■ AIM OF THE EXERCISE:
Restate the whole listing word for word. Pictures are left out.
Begin
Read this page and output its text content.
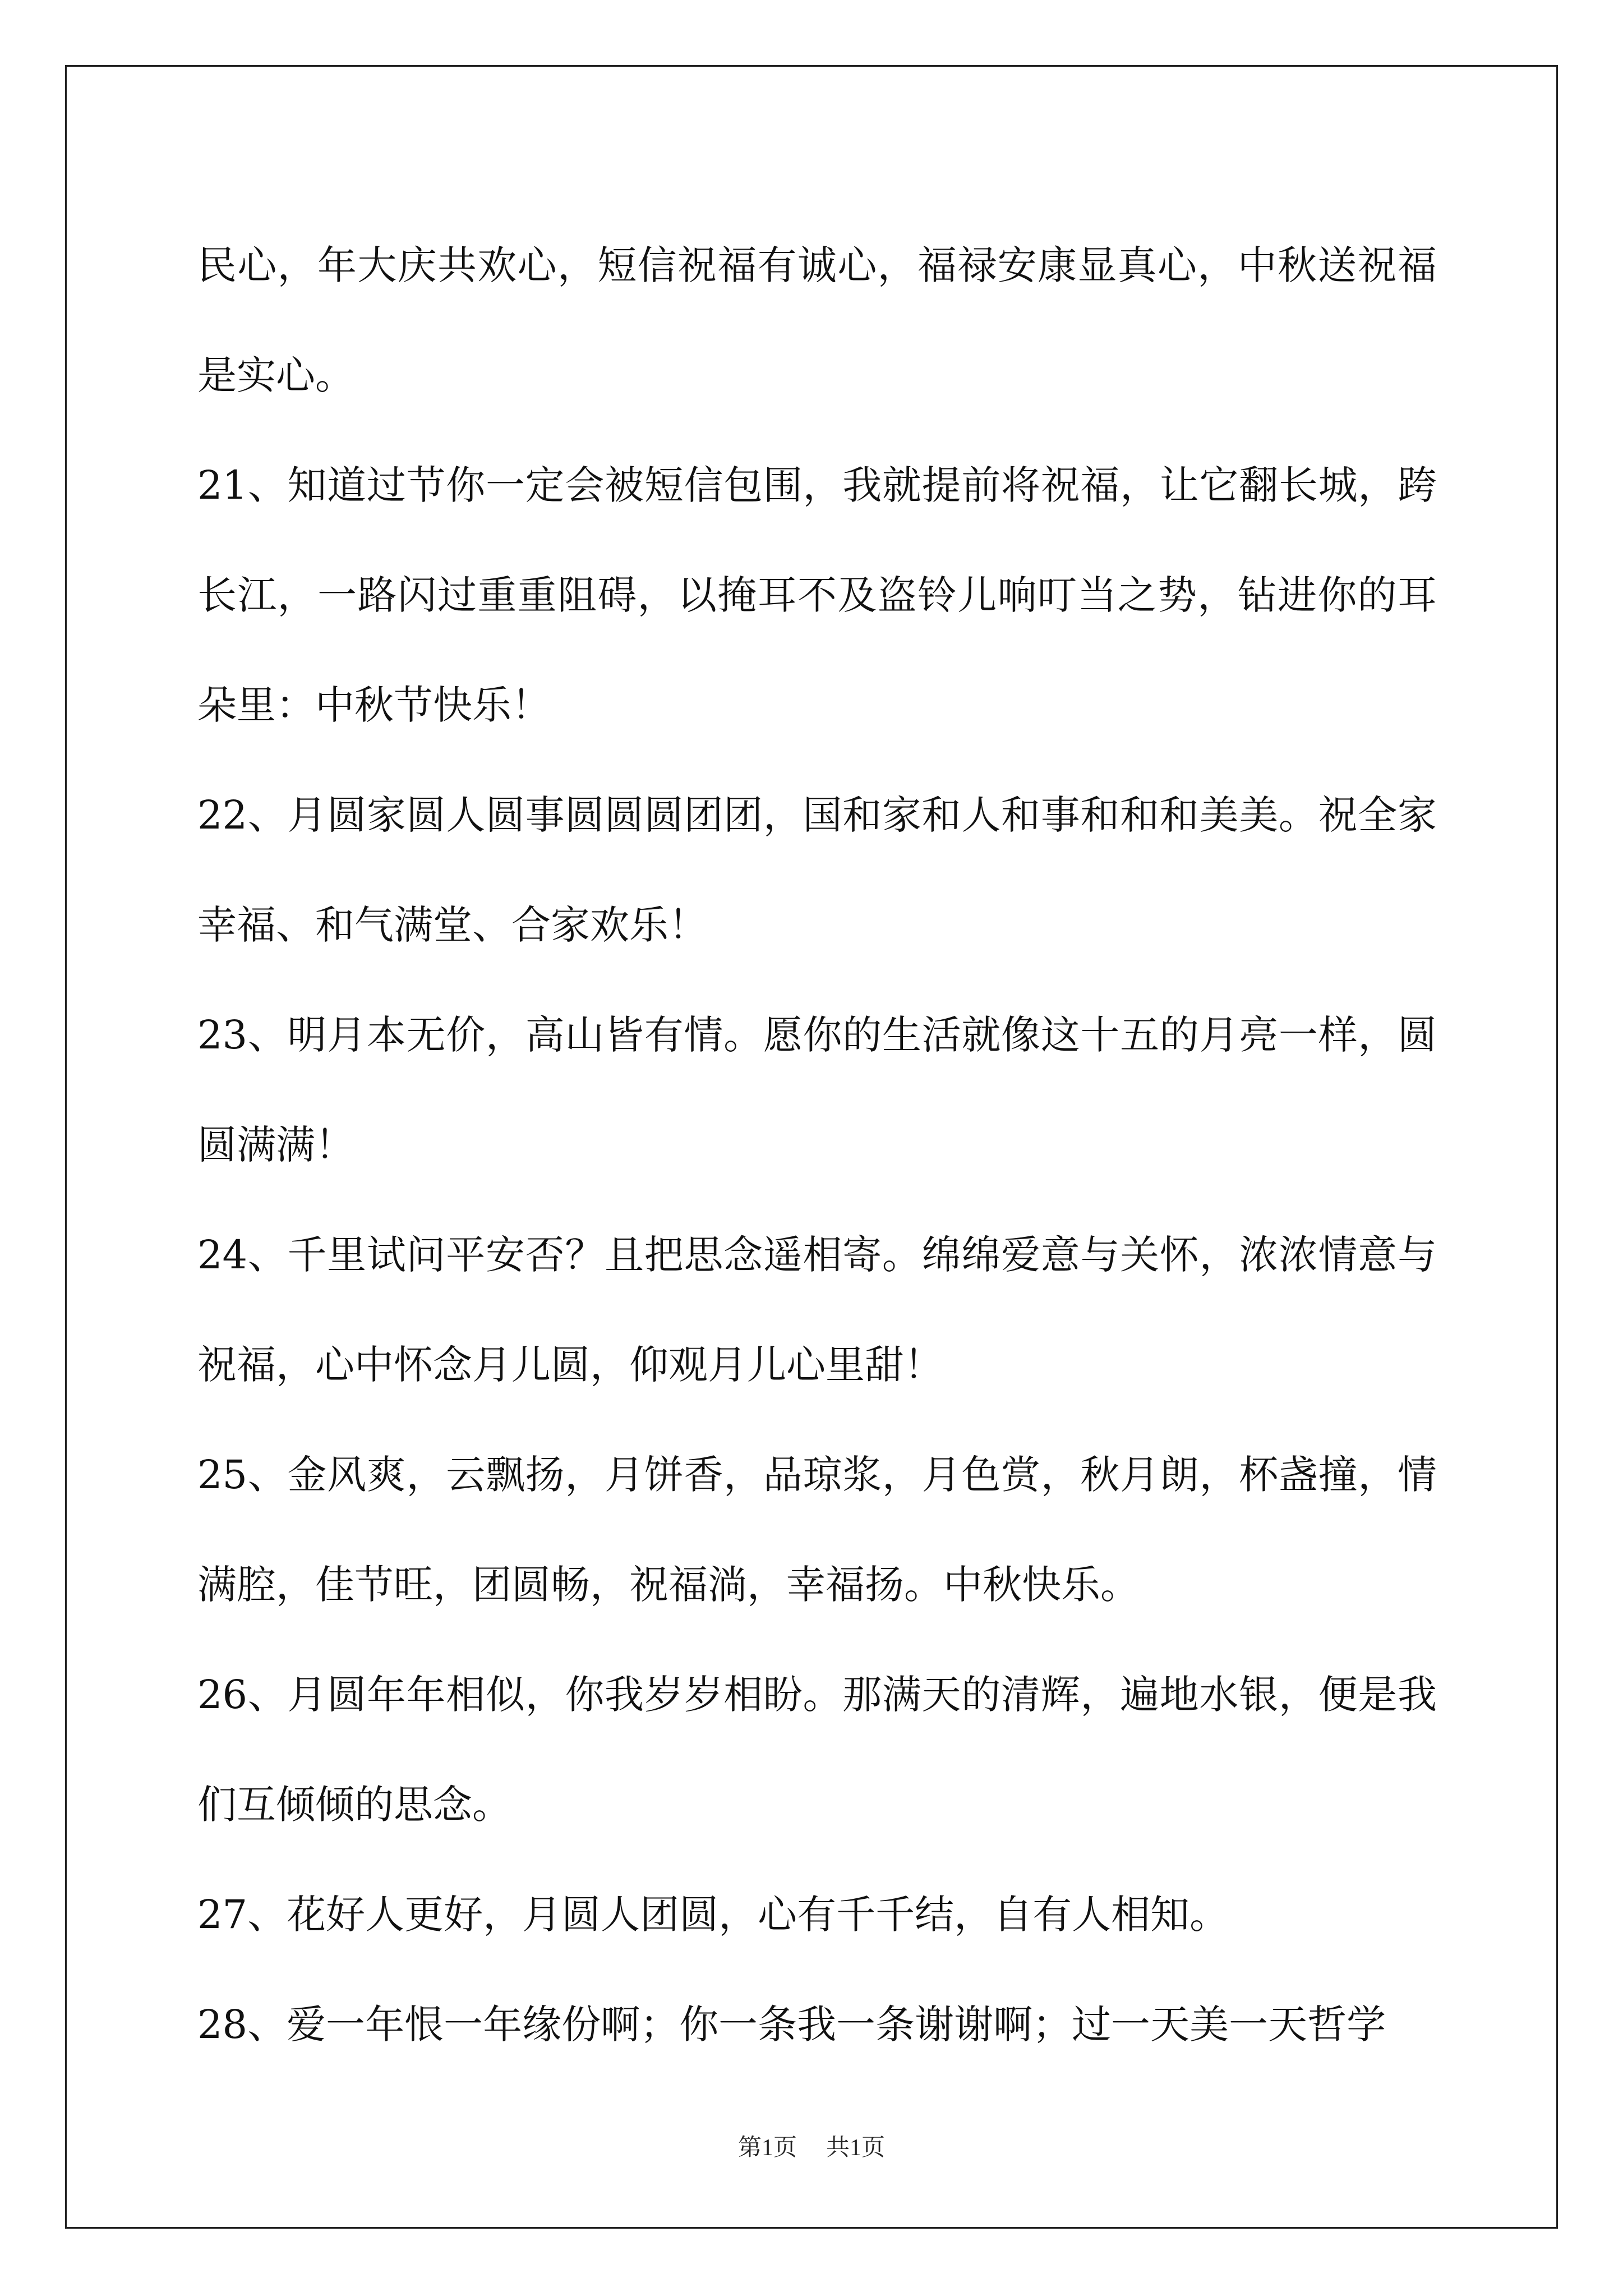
民心，年大庆共欢心，短信祝福有诚心，福禄安康显真心，中秋送祝福是实心。

21、知道过节你一定会被短信包围，我就提前将祝福，让它翻长城，跨长江，一路闪过重重阻碍，以掩耳不及盗铃儿响叮当之势，钻进你的耳朵里：中秋节快乐！

22、月圆家圆人圆事圆圆圆团团，国和家和人和事和和和美美。祝全家幸福、和气满堂、合家欢乐！

23、明月本无价，高山皆有情。愿你的生活就像这十五的月亮一样，圆圆满满！

24、千里试问平安否？且把思念遥相寄。绵绵爱意与关怀，浓浓情意与祝福，心中怀念月儿圆，仰观月儿心里甜！

25、金风爽，云飘扬，月饼香，品琼浆，月色赏，秋月朗，杯盏撞，情满腔，佳节旺，团圆畅，祝福淌，幸福扬。中秋快乐。

26、月圆年年相似，你我岁岁相盼。那满天的清辉，遍地水银，便是我们互倾倾的思念。

27、花好人更好，月圆人团圆，心有千千结，自有人相知。

28、爱一年恨一年缘份啊；你一条我一条谢谢啊；过一天美一天哲学

第1页 共1页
End
■ ANSWER TO THIS PROBLEM:
Read this page and output its text content.
民心，年大庆共欢心，短信祝福有诚心，福禄安康显真心，中秋送祝福是实心。

21、知道过节你一定会被短信包围，我就提前将祝福，让它翻长城，跨长江，一路闪过重重阻碍，以掩耳不及盗铃儿响叮当之势，钻进你的耳朵里：中秋节快乐！

22、月圆家圆人圆事圆圆圆团团，国和家和人和事和和和美美。祝全家幸福、和气满堂、合家欢乐！

23、明月本无价，高山皆有情。愿你的生活就像这十五的月亮一样，圆圆满满！

24、千里试问平安否？且把思念遥相寄。绵绵爱意与关怀，浓浓情意与祝福，心中怀念月儿圆，仰观月儿心里甜！

25、金风爽，云飘扬，月饼香，品琼浆，月色赏，秋月朗，杯盏撞，情满腔，佳节旺，团圆畅，祝福淌，幸福扬。中秋快乐。

26、月圆年年相似，你我岁岁相盼。那满天的清辉，遍地水银，便是我们互倾倾的思念。

27、花好人更好，月圆人团圆，心有千千结，自有人相知。

28、爱一年恨一年缘份啊；你一条我一条谢谢啊；过一天美一天哲学

第1页 共1页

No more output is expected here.